→ BRIEF
Write out the data below exactly as given, without any of its pictures.

→ DATA SUPPLIED
<<<<
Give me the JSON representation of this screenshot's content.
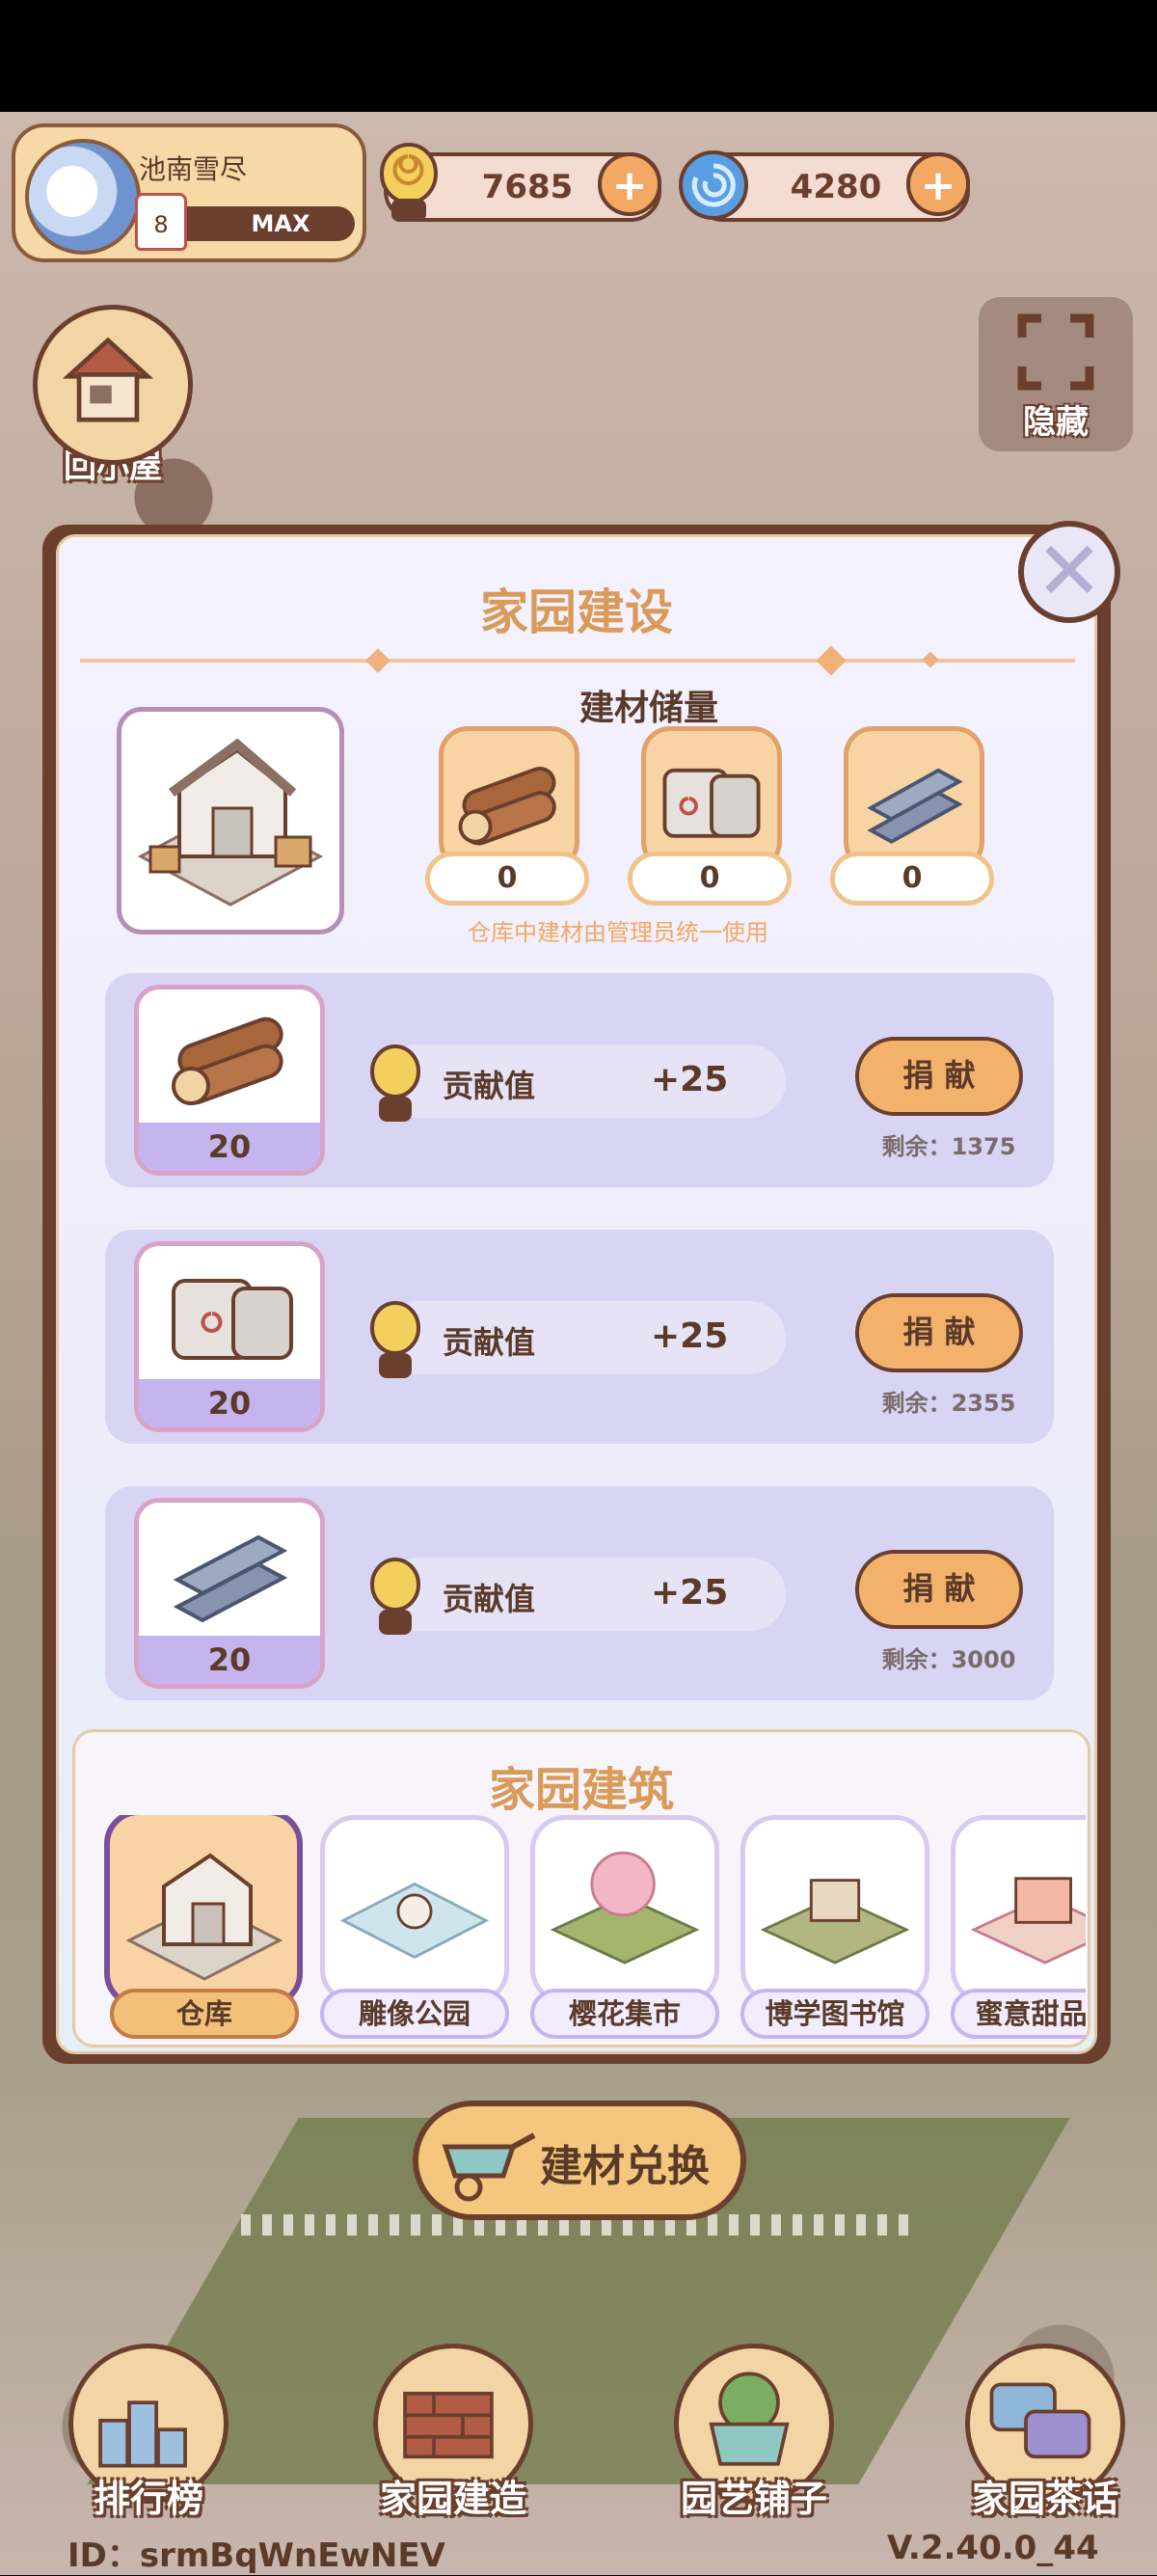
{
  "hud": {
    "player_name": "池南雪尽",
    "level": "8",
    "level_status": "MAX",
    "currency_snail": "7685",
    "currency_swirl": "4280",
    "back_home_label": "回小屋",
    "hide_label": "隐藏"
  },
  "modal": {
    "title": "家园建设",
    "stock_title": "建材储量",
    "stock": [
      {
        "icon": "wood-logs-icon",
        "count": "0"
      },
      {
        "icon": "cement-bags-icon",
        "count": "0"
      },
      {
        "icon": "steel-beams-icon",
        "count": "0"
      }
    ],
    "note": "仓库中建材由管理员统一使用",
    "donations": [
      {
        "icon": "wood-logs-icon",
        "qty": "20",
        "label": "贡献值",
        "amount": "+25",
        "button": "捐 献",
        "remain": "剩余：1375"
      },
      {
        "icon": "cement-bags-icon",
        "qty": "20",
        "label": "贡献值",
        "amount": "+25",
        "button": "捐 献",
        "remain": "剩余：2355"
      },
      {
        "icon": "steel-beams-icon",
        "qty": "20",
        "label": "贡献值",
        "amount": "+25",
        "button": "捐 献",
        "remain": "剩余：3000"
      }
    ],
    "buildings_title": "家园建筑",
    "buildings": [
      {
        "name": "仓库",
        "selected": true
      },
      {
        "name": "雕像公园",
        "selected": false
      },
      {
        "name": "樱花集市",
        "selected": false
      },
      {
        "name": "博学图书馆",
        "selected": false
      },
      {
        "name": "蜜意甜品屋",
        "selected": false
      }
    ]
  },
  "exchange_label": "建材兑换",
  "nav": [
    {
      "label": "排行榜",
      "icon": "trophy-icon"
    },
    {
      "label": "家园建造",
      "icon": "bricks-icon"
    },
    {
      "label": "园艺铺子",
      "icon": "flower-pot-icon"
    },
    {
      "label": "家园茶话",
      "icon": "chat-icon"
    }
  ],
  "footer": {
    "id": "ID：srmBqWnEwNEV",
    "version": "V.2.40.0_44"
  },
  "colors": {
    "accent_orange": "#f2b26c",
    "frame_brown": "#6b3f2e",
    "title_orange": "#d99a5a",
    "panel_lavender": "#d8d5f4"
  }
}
>>>>
→ EXERCISE RESPONSE
Give me the JSON representation of this screenshot's content.
{
  "hud": {
    "player_name": "池南雪尽",
    "level": "8",
    "level_status": "MAX",
    "currency_snail": "7685",
    "currency_swirl": "4280",
    "back_home_label": "回小屋",
    "hide_label": "隐藏"
  },
  "modal": {
    "title": "家园建设",
    "stock_title": "建材储量",
    "stock": [
      {
        "icon": "wood-logs-icon",
        "count": "0"
      },
      {
        "icon": "cement-bags-icon",
        "count": "0"
      },
      {
        "icon": "steel-beams-icon",
        "count": "0"
      }
    ],
    "note": "仓库中建材由管理员统一使用",
    "donations": [
      {
        "icon": "wood-logs-icon",
        "qty": "20",
        "label": "贡献值",
        "amount": "+25",
        "button": "捐 献",
        "remain": "剩余：1375"
      },
      {
        "icon": "cement-bags-icon",
        "qty": "20",
        "label": "贡献值",
        "amount": "+25",
        "button": "捐 献",
        "remain": "剩余：2355"
      },
      {
        "icon": "steel-beams-icon",
        "qty": "20",
        "label": "贡献值",
        "amount": "+25",
        "button": "捐 献",
        "remain": "剩余：3000"
      }
    ],
    "buildings_title": "家园建筑",
    "buildings": [
      {
        "name": "仓库",
        "selected": true
      },
      {
        "name": "雕像公园",
        "selected": false
      },
      {
        "name": "樱花集市",
        "selected": false
      },
      {
        "name": "博学图书馆",
        "selected": false
      },
      {
        "name": "蜜意甜品屋",
        "selected": false
      }
    ]
  },
  "exchange_label": "建材兑换",
  "nav": [
    {
      "label": "排行榜",
      "icon": "trophy-icon"
    },
    {
      "label": "家园建造",
      "icon": "bricks-icon"
    },
    {
      "label": "园艺铺子",
      "icon": "flower-pot-icon"
    },
    {
      "label": "家园茶话",
      "icon": "chat-icon"
    }
  ],
  "footer": {
    "id": "ID：srmBqWnEwNEV",
    "version": "V.2.40.0_44"
  },
  "colors": {
    "accent_orange": "#f2b26c",
    "frame_brown": "#6b3f2e",
    "title_orange": "#d99a5a",
    "panel_lavender": "#d8d5f4"
  }
}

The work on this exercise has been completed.